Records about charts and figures
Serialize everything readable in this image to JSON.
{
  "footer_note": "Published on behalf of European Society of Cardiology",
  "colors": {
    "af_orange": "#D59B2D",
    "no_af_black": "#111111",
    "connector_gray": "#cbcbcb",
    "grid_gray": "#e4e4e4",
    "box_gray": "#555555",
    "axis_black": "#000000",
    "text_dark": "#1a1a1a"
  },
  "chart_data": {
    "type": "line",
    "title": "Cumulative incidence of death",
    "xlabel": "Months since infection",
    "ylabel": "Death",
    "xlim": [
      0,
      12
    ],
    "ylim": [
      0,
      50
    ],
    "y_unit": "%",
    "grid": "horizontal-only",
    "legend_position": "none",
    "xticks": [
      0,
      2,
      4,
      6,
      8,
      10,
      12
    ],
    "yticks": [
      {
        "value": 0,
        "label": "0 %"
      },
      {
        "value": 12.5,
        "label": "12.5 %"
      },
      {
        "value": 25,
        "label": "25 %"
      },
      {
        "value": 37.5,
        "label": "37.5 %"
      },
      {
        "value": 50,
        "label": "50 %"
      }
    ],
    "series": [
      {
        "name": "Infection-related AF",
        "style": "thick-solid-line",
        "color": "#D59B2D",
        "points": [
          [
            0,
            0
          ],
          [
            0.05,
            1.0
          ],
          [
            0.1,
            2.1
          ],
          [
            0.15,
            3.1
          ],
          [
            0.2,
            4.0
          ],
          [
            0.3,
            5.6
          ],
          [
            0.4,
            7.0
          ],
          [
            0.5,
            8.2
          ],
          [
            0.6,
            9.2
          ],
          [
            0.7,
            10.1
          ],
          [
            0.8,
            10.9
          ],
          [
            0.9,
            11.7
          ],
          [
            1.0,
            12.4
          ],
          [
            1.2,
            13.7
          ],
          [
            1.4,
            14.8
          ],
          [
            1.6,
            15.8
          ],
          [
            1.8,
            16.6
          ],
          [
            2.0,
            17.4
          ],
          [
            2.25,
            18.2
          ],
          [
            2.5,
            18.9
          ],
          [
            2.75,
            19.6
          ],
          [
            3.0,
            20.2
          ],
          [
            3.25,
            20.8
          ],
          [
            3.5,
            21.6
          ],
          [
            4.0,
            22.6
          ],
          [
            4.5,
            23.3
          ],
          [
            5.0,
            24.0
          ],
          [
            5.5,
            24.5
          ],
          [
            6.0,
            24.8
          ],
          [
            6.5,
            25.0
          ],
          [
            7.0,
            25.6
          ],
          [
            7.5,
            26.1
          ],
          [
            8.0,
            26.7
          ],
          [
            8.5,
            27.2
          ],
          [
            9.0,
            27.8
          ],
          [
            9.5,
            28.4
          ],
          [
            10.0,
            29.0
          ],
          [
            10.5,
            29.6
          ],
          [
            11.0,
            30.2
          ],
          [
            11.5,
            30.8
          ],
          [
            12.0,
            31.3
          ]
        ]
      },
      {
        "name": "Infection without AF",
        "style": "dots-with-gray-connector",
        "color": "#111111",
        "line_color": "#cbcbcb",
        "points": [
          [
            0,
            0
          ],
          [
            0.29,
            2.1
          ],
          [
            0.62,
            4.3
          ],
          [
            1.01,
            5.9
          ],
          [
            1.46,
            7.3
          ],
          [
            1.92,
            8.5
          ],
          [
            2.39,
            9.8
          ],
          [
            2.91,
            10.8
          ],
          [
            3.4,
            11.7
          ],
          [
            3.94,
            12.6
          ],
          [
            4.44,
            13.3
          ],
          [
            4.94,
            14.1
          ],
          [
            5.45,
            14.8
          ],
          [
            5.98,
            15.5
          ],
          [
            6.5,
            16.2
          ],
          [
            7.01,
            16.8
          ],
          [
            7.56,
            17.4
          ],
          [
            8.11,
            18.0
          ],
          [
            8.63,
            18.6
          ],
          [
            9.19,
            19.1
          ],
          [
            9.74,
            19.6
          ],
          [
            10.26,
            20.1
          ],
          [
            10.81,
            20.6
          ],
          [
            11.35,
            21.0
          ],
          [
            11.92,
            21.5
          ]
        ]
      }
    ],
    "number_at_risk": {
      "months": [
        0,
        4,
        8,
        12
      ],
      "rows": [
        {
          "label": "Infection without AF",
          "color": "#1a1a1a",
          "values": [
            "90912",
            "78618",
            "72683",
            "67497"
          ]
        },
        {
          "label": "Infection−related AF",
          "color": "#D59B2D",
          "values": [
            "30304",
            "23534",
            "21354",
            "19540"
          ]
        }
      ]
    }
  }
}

Task instructions:
Print all the data exactly.

Answer to the problem:
Serialize everything readable in this image to JSON.
{
  "footer_note": "Published on behalf of European Society of Cardiology",
  "colors": {
    "af_orange": "#D59B2D",
    "no_af_black": "#111111",
    "connector_gray": "#cbcbcb",
    "grid_gray": "#e4e4e4",
    "box_gray": "#555555",
    "axis_black": "#000000",
    "text_dark": "#1a1a1a"
  },
  "chart_data": {
    "type": "line",
    "title": "Cumulative incidence of death",
    "xlabel": "Months since infection",
    "ylabel": "Death",
    "xlim": [
      0,
      12
    ],
    "ylim": [
      0,
      50
    ],
    "y_unit": "%",
    "grid": "horizontal-only",
    "legend_position": "none",
    "xticks": [
      0,
      2,
      4,
      6,
      8,
      10,
      12
    ],
    "yticks": [
      {
        "value": 0,
        "label": "0 %"
      },
      {
        "value": 12.5,
        "label": "12.5 %"
      },
      {
        "value": 25,
        "label": "25 %"
      },
      {
        "value": 37.5,
        "label": "37.5 %"
      },
      {
        "value": 50,
        "label": "50 %"
      }
    ],
    "series": [
      {
        "name": "Infection-related AF",
        "style": "thick-solid-line",
        "color": "#D59B2D",
        "points": [
          [
            0,
            0
          ],
          [
            0.05,
            1.0
          ],
          [
            0.1,
            2.1
          ],
          [
            0.15,
            3.1
          ],
          [
            0.2,
            4.0
          ],
          [
            0.3,
            5.6
          ],
          [
            0.4,
            7.0
          ],
          [
            0.5,
            8.2
          ],
          [
            0.6,
            9.2
          ],
          [
            0.7,
            10.1
          ],
          [
            0.8,
            10.9
          ],
          [
            0.9,
            11.7
          ],
          [
            1.0,
            12.4
          ],
          [
            1.2,
            13.7
          ],
          [
            1.4,
            14.8
          ],
          [
            1.6,
            15.8
          ],
          [
            1.8,
            16.6
          ],
          [
            2.0,
            17.4
          ],
          [
            2.25,
            18.2
          ],
          [
            2.5,
            18.9
          ],
          [
            2.75,
            19.6
          ],
          [
            3.0,
            20.2
          ],
          [
            3.25,
            20.8
          ],
          [
            3.5,
            21.6
          ],
          [
            4.0,
            22.6
          ],
          [
            4.5,
            23.3
          ],
          [
            5.0,
            24.0
          ],
          [
            5.5,
            24.5
          ],
          [
            6.0,
            24.8
          ],
          [
            6.5,
            25.0
          ],
          [
            7.0,
            25.6
          ],
          [
            7.5,
            26.1
          ],
          [
            8.0,
            26.7
          ],
          [
            8.5,
            27.2
          ],
          [
            9.0,
            27.8
          ],
          [
            9.5,
            28.4
          ],
          [
            10.0,
            29.0
          ],
          [
            10.5,
            29.6
          ],
          [
            11.0,
            30.2
          ],
          [
            11.5,
            30.8
          ],
          [
            12.0,
            31.3
          ]
        ]
      },
      {
        "name": "Infection without AF",
        "style": "dots-with-gray-connector",
        "color": "#111111",
        "line_color": "#cbcbcb",
        "points": [
          [
            0,
            0
          ],
          [
            0.29,
            2.1
          ],
          [
            0.62,
            4.3
          ],
          [
            1.01,
            5.9
          ],
          [
            1.46,
            7.3
          ],
          [
            1.92,
            8.5
          ],
          [
            2.39,
            9.8
          ],
          [
            2.91,
            10.8
          ],
          [
            3.4,
            11.7
          ],
          [
            3.94,
            12.6
          ],
          [
            4.44,
            13.3
          ],
          [
            4.94,
            14.1
          ],
          [
            5.45,
            14.8
          ],
          [
            5.98,
            15.5
          ],
          [
            6.5,
            16.2
          ],
          [
            7.01,
            16.8
          ],
          [
            7.56,
            17.4
          ],
          [
            8.11,
            18.0
          ],
          [
            8.63,
            18.6
          ],
          [
            9.19,
            19.1
          ],
          [
            9.74,
            19.6
          ],
          [
            10.26,
            20.1
          ],
          [
            10.81,
            20.6
          ],
          [
            11.35,
            21.0
          ],
          [
            11.92,
            21.5
          ]
        ]
      }
    ],
    "number_at_risk": {
      "months": [
        0,
        4,
        8,
        12
      ],
      "rows": [
        {
          "label": "Infection without AF",
          "color": "#1a1a1a",
          "values": [
            "90912",
            "78618",
            "72683",
            "67497"
          ]
        },
        {
          "label": "Infection−related AF",
          "color": "#D59B2D",
          "values": [
            "30304",
            "23534",
            "21354",
            "19540"
          ]
        }
      ]
    }
  }
}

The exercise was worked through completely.